# INPUT:
══════
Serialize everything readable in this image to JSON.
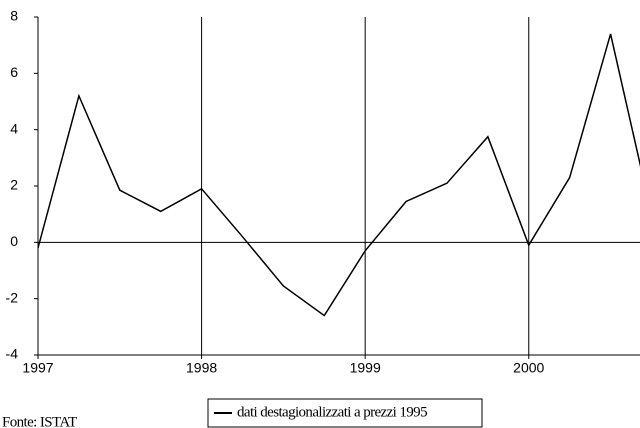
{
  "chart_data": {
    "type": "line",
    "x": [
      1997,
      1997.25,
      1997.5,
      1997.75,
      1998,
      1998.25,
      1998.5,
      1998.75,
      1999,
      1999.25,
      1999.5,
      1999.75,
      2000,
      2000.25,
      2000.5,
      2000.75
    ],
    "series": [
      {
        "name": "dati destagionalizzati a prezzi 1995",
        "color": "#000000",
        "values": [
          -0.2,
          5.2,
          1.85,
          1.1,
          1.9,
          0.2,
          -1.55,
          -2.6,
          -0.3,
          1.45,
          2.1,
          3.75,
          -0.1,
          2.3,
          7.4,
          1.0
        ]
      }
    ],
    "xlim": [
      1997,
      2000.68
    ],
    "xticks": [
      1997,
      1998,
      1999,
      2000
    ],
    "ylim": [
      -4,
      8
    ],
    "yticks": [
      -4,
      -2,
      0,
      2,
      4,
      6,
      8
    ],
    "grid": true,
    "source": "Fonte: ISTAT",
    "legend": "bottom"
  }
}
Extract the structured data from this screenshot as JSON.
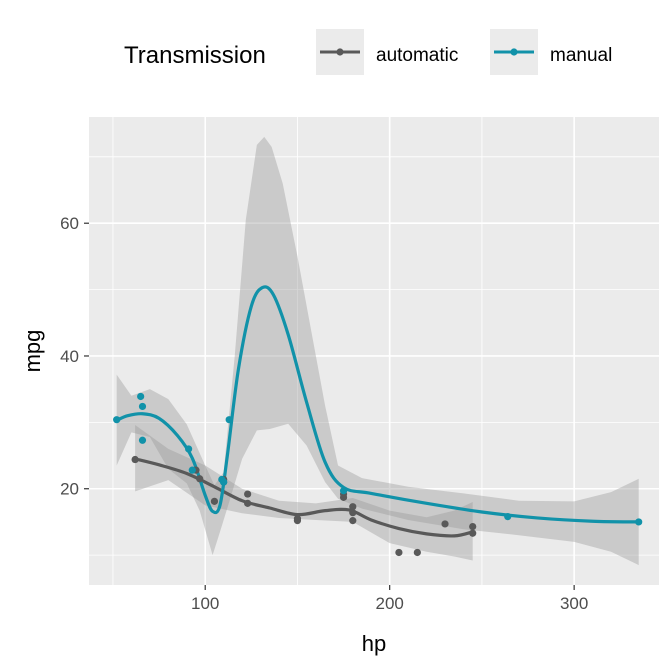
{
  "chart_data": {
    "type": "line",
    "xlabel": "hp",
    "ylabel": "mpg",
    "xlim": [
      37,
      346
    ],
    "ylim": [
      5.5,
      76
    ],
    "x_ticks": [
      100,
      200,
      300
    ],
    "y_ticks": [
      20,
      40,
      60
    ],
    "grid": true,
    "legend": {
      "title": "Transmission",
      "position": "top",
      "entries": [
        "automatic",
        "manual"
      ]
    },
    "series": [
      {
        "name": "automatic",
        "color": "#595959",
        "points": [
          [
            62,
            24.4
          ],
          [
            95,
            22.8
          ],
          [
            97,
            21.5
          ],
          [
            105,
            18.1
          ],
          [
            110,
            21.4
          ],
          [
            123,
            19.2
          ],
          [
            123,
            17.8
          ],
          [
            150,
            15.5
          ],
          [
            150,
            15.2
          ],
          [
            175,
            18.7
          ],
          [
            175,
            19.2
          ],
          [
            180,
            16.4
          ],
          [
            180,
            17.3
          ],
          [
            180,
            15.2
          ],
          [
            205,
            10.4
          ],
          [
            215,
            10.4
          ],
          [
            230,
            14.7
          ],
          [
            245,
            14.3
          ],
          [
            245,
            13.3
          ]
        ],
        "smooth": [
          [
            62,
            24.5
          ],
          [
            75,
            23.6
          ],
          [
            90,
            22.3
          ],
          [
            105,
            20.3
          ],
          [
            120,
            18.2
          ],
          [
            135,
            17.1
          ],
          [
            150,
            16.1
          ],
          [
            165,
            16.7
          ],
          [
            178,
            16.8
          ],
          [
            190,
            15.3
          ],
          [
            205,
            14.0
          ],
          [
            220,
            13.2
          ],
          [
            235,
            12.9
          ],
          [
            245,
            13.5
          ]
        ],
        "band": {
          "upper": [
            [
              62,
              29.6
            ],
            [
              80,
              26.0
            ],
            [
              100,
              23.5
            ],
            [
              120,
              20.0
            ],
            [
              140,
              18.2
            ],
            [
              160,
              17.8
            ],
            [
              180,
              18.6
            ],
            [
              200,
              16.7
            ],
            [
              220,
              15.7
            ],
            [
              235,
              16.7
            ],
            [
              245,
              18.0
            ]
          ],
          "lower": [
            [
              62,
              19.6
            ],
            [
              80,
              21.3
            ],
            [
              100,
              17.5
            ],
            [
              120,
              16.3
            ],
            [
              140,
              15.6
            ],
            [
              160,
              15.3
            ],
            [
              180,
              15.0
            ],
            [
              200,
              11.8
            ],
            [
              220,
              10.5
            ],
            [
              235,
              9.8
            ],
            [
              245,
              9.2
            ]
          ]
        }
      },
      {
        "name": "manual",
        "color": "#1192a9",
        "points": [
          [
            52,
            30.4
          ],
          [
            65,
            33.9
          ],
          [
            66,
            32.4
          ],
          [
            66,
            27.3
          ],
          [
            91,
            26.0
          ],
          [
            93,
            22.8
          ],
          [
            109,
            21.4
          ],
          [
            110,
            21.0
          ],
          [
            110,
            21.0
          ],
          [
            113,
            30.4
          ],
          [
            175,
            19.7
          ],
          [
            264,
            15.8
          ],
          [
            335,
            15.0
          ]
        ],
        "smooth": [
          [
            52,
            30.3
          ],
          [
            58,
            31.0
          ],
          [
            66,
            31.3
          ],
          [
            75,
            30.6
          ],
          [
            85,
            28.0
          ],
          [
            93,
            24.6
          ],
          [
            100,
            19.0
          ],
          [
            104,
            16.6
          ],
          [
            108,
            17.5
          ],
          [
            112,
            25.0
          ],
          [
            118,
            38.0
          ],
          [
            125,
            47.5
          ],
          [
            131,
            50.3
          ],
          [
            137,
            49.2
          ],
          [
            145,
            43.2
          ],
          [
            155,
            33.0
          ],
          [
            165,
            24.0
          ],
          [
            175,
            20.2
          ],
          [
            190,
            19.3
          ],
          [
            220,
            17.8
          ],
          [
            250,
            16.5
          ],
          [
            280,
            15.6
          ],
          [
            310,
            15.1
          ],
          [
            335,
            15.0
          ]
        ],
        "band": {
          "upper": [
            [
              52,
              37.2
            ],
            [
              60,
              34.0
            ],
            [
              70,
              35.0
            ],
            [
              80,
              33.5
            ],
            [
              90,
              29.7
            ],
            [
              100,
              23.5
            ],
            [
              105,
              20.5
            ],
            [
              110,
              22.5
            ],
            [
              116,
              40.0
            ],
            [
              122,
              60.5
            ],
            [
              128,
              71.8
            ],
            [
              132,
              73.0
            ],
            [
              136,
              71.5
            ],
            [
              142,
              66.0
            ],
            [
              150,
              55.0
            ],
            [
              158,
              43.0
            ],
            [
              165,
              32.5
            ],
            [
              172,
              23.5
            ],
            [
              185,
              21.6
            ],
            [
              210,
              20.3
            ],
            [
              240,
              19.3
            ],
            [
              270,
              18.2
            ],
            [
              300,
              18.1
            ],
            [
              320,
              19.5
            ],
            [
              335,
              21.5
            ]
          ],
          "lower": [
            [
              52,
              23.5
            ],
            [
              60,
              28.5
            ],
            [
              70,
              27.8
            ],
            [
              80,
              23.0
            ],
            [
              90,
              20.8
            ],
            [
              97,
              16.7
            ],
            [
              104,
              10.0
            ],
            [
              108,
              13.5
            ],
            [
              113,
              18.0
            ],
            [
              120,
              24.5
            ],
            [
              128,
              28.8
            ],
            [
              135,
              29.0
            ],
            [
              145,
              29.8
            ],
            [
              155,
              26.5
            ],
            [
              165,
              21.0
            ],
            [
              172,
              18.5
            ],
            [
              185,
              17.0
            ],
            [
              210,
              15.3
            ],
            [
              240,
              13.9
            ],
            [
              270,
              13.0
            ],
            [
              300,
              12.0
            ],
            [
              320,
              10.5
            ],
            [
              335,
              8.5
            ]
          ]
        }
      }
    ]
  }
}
══════
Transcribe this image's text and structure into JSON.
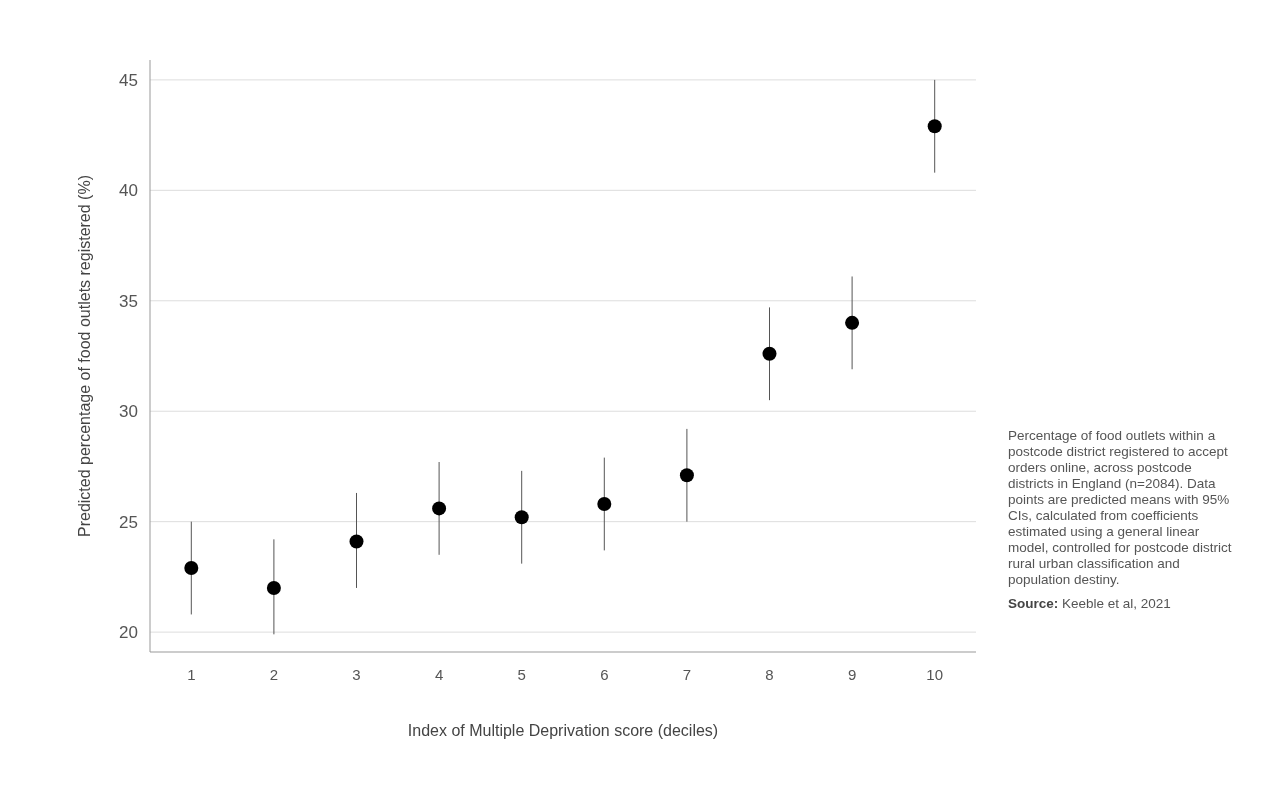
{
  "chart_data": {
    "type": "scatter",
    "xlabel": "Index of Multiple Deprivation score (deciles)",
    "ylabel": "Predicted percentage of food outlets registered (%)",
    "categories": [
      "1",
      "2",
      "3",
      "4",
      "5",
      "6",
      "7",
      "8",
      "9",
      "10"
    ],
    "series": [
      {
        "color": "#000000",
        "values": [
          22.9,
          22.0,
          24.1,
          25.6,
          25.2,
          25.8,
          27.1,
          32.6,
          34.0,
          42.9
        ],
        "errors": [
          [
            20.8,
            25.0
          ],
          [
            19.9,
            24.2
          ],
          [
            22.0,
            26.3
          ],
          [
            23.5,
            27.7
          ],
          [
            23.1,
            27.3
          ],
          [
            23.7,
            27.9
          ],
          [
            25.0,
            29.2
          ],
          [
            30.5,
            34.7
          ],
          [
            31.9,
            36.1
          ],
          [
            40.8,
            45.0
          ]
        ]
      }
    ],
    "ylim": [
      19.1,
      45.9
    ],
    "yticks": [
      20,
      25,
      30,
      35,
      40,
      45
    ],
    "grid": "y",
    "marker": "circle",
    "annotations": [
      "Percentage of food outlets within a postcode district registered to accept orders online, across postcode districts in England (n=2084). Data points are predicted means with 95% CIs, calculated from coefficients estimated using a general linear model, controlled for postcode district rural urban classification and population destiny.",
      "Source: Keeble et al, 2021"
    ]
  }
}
══════
# WHAT NEEDS TO BE DONE:
Pick out each line containing the string "name" and copy it.

# ANSWER TO THE TASK:
        "name": "dati destagionalizzati a prezzi 1995",
        "name": "automatic",
        "name": "manual",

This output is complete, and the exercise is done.